• **Text to read**:

^^^^

Careful experiments can also show the same things. I have already begun gathering multiple simultaneous accelerometer data on the riser during the shot sequence and measuring the x axis (arrow direction) and y-axis (plunger direction) the torque about the vertical (z) axis of the bow (obtained from multiple y-axis accelerometers). I can see what the bow is doing during the entire time the arrow is attached to the string. I have been doing this while shooting the barbow in my hand. What I find most amazing is how uniform from shot to shot the accelerometer data. Compared to a lot of the people who post here, I am not a good archer. Because I am not a good archer, but the data is very consistent, it gives an indicator that the dynamics of the power shot sequence may be useful without the use of a shooting machine. I also find that shooting a barebow with and with out a 30 inch stab is almost identical. There is a little difference in that there is a slight shift in the frequency and amplitude. But it is small enough that it could also be interpreted as variation with the archer's ability to shoot. Now this is measuring the riser, and not the arrow. One thing for sure is that from the accelerometer data that I have measured so far, with and without a stabilizer didn't show any large change. This gives an indicator that the stabilizer has more of an impact on the holding stability of the bow than in the actual power stroke. Which the laser video clearly shows.

I am not saying that the stab or weights, or dampeners don't have an effect on the dynamics of the arrow flight. Especially since small changes at the riser have large multiplying affects at the arrow nock since it is further away for the bow's CG when attached to the string. But it would be nice to be able to start to quantify the impact of these influences.

This is some really exciting stuff.


----------



## b0w_bender (Apr 30, 2006)

Mr. Roboto said:


> A lot of good points here, thanks.

^^^^

Data items:
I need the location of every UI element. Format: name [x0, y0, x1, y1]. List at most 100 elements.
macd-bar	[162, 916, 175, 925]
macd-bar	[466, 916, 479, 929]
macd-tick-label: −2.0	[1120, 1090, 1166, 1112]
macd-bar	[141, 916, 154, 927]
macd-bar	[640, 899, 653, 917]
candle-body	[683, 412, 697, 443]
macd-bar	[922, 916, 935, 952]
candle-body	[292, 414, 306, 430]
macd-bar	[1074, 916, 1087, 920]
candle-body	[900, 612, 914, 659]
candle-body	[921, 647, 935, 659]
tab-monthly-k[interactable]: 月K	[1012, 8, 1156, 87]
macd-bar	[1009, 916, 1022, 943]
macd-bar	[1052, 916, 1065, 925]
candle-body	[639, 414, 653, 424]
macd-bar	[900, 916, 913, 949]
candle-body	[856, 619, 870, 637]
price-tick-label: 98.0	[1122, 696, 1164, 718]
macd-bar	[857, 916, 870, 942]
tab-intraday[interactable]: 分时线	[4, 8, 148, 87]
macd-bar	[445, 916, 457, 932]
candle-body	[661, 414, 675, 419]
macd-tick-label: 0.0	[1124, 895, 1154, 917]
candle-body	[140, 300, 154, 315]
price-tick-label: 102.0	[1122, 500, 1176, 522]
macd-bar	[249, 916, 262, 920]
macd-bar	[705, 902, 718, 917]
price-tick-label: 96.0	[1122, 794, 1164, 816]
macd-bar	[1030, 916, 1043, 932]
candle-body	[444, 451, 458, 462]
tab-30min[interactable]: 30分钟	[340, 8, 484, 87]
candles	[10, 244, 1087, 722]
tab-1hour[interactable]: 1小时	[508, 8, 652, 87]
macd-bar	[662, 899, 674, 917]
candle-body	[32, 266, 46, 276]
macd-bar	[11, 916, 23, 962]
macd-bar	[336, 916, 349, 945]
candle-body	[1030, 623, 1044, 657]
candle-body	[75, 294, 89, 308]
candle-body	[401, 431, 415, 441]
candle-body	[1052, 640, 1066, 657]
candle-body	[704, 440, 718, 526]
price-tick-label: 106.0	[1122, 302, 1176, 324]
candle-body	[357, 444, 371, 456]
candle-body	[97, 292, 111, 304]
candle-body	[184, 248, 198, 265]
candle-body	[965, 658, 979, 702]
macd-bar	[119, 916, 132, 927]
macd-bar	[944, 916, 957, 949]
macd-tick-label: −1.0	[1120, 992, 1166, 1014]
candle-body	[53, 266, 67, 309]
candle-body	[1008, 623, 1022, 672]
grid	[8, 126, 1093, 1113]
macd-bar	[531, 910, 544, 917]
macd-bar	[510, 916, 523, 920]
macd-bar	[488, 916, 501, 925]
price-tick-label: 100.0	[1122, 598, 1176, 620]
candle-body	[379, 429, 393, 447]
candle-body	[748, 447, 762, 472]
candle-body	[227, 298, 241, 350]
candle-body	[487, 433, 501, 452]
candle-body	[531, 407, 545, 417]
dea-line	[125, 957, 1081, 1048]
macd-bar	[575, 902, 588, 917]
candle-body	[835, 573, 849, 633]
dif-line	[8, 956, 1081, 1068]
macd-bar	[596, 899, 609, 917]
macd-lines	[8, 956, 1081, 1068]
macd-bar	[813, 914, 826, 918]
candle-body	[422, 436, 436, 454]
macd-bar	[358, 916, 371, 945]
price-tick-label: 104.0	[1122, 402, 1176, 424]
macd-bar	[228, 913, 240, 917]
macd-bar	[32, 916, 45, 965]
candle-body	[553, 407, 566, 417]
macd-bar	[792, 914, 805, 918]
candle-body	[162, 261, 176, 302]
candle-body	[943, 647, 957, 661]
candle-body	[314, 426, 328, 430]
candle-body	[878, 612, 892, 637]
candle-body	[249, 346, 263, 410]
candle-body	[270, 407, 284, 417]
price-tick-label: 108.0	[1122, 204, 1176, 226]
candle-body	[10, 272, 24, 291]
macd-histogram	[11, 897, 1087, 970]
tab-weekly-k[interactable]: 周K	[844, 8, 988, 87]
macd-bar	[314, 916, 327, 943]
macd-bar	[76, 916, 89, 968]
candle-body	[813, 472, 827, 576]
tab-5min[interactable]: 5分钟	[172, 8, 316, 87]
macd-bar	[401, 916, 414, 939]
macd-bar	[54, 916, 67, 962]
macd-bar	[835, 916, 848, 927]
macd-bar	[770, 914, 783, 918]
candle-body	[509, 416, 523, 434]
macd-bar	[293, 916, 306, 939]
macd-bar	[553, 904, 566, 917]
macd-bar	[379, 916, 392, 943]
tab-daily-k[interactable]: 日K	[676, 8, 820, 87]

^^^^

• **Tasks and exercises**:
A – Set down a passage of the archery text word for word: begin at the words "I am not saying" and stop after "of these influences.".
B – Resume the archery accelerometer text from the point where it stops.
The rows stand apart from the archery text as separate material.

• **The replies**:
A –
I am not saying that the stab or weights, or dampeners don't have an effect on the dynamics of the arrow flight. Especially since small changes at the riser have large multiplying affects at the arrow nock since it is further away for the bow's CG when attached to the string. But it would be nice to be able to start to quantify the impact of these influences.

B –
> 
> I have been studying the mathematics of archery for a while here from various published papers, and inertia is largely ignored in the models. They mainly focus on velocity and not trajectory. So now I am working on modeling the archers paradox in the whole bending and vibration of the arrows. The bow's inertia comes into play at that point, along with how the string comes off the fingers, and the plunger and arrow rest. Its very complicated. Its all math, and the reality of the human element is the most difficult thing to model. But good math models can point one in the direction of studying the relative magnitudes of the various components on the bow.
> 
> ...


I"m thinking you and JoeT will get along like gangbusters 
I would tend to doubt that a stabilizer would have any affect on the arrow directly, which appears to be what your data is saying. I think what people are curious about is if the stabilizer is helping to hold the riser more stable for those few milliseconds that the arrow is in contact with it during the power stroke. Now although I don't have the slow mo camera to prove I strongly suspect it does and Vitero seems to be on board with that too. At the very least I'm 100% certain it doesn't hurt the arrow flight. It clearly helps with the aiming process particularly if your sight is on a longer extension bar.


----------



## Warbow (Apr 18, 2006)

@MrRoboto

What is the sampling rate of the accelerometers? Is there any chance that their resolution is too low for the frequencies involved?


----------



## Mr. Roboto (Jul 13, 2012)

I borrowed a 600 fps camera from work to do some high speed video to see if it can catch anything interesting between a bow with and without a stab. Bottom line, 600 fps is not fast enough to catch tiny movements. But it does show a lot of movement in the riser that begins immediately after the arrow leaves the string. I have been looking for a camera (that I can afford) that is much much faster than that for while now. I was hoping that 600 fps along with the accelerometer data would show some clear changes. So I am back to the drawing board on that one.

Yeah, Joel was a lot of fun to shoot with when he used to do field shoots up here. I am hoping he will do Darrington again this year.


----------



## Mr. Roboto (Jul 13, 2012)

Warbow said:


> @MrRoboto
> 
> What is the sampling rate of the accelerometers? Is there any chance that their resolution is too low for the frequencies involved?


I was sampling at 10,000 Hz


----------



## Warbow (Apr 18, 2006)

Mr. Roboto said:


> I was sampling at 10,000 Hz


Well that is definitely higher resolution than a 30 fps video of laser deflection :-D How accurately can you predict grouping by the accelerometer data? I'm really curious about the bow deflection during shoot, but I lack the equipment and expertise to run these kind of tests myself.


----------



## Bergloch (Dec 19, 2014)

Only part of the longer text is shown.